begin SOURCE DATA

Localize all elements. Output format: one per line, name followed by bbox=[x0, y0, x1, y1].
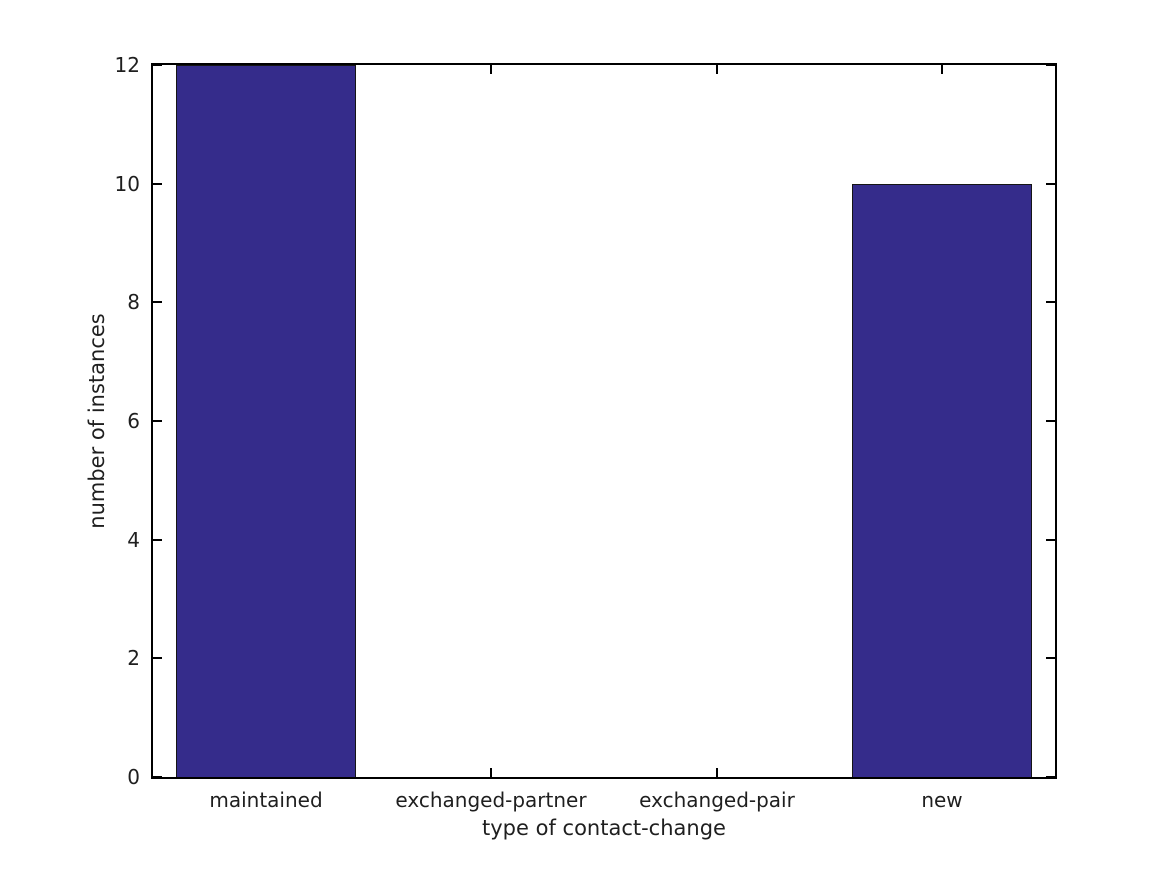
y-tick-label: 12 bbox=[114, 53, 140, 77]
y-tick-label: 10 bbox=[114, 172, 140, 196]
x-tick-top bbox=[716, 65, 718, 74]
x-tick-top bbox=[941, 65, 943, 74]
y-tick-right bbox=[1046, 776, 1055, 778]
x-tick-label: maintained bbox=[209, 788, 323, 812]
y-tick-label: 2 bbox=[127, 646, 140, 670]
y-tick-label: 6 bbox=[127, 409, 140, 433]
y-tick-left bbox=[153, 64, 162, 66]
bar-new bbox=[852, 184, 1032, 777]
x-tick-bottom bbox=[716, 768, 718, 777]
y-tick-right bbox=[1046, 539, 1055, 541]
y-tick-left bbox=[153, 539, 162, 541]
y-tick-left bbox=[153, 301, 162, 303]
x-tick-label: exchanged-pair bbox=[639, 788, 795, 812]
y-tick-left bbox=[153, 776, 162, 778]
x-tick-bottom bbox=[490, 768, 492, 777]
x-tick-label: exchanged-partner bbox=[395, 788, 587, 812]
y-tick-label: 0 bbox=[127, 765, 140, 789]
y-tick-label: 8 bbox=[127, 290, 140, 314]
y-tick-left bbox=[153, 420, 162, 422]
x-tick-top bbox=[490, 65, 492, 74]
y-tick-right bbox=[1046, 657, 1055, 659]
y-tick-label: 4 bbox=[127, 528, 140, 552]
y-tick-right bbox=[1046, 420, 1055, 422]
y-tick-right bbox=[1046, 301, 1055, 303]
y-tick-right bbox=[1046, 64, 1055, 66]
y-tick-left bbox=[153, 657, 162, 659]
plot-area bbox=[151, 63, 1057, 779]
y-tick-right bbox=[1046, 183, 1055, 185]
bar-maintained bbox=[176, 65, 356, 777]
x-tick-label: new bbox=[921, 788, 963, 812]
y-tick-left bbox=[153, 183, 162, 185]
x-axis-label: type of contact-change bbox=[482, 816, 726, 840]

end SOURCE DATA
begin SOURCE DATA

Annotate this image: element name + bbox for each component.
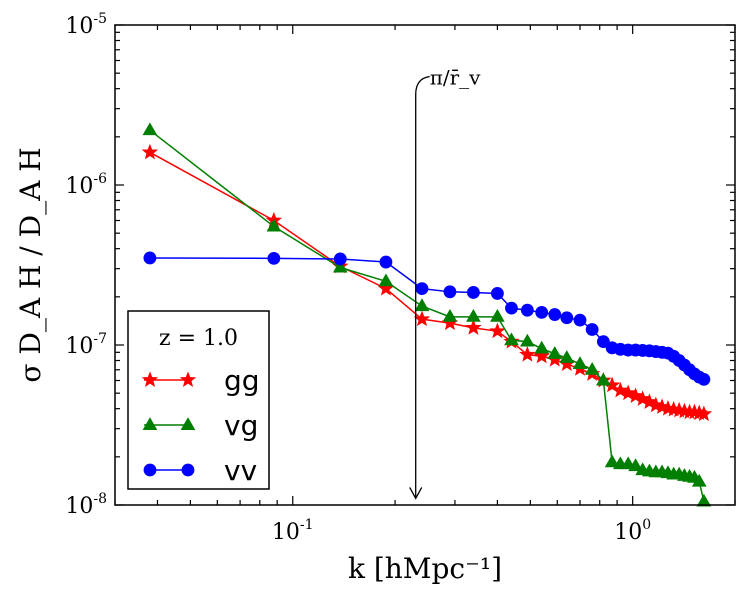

end SOURCE DATA
begin SOURCE DATA

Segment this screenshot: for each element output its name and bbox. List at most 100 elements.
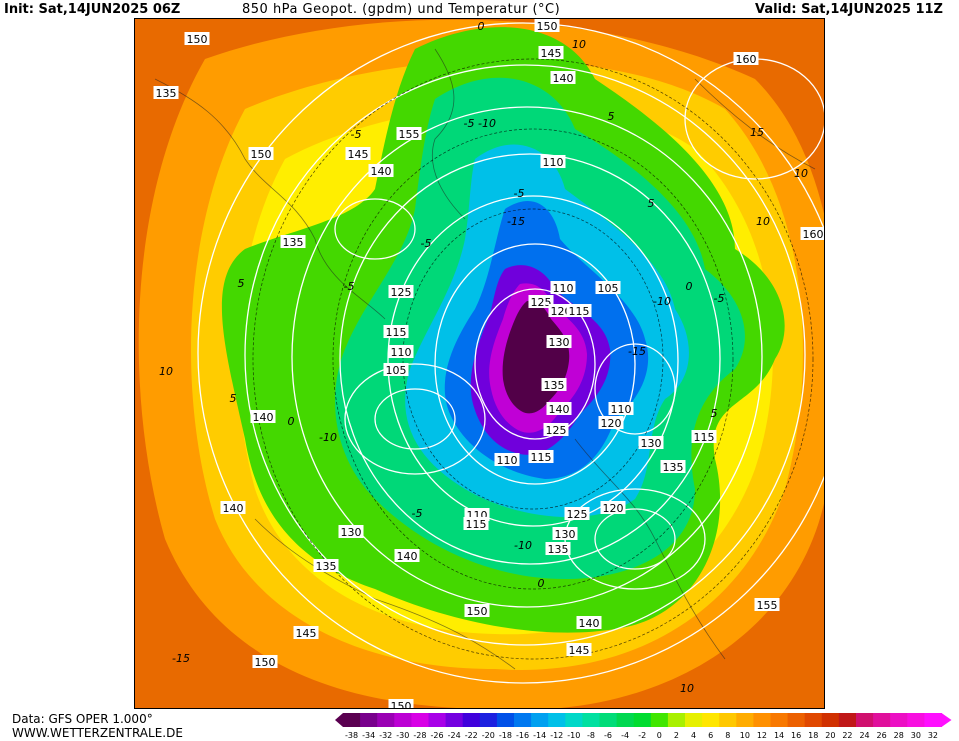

end SOURCE DATA

■ OBJECTIVE ■
Rewrite everything in the data from the line with "Localize all elements." down to the line with "x-tick-label: maintained bbox=[209, 788, 323, 812]", putting "x-tick-upper" wherever "x-tick-top" appears and changing nothing else. Leave the pictures out.

■ THE ANSWER ■
Localize all elements. Output format: one per line, name followed by bbox=[x0, y0, x1, y1].
y-tick-label: 12 bbox=[114, 53, 140, 77]
y-tick-label: 10 bbox=[114, 172, 140, 196]
x-tick-upper bbox=[716, 65, 718, 74]
x-tick-upper bbox=[941, 65, 943, 74]
y-tick-right bbox=[1046, 776, 1055, 778]
x-tick-label: maintained bbox=[209, 788, 323, 812]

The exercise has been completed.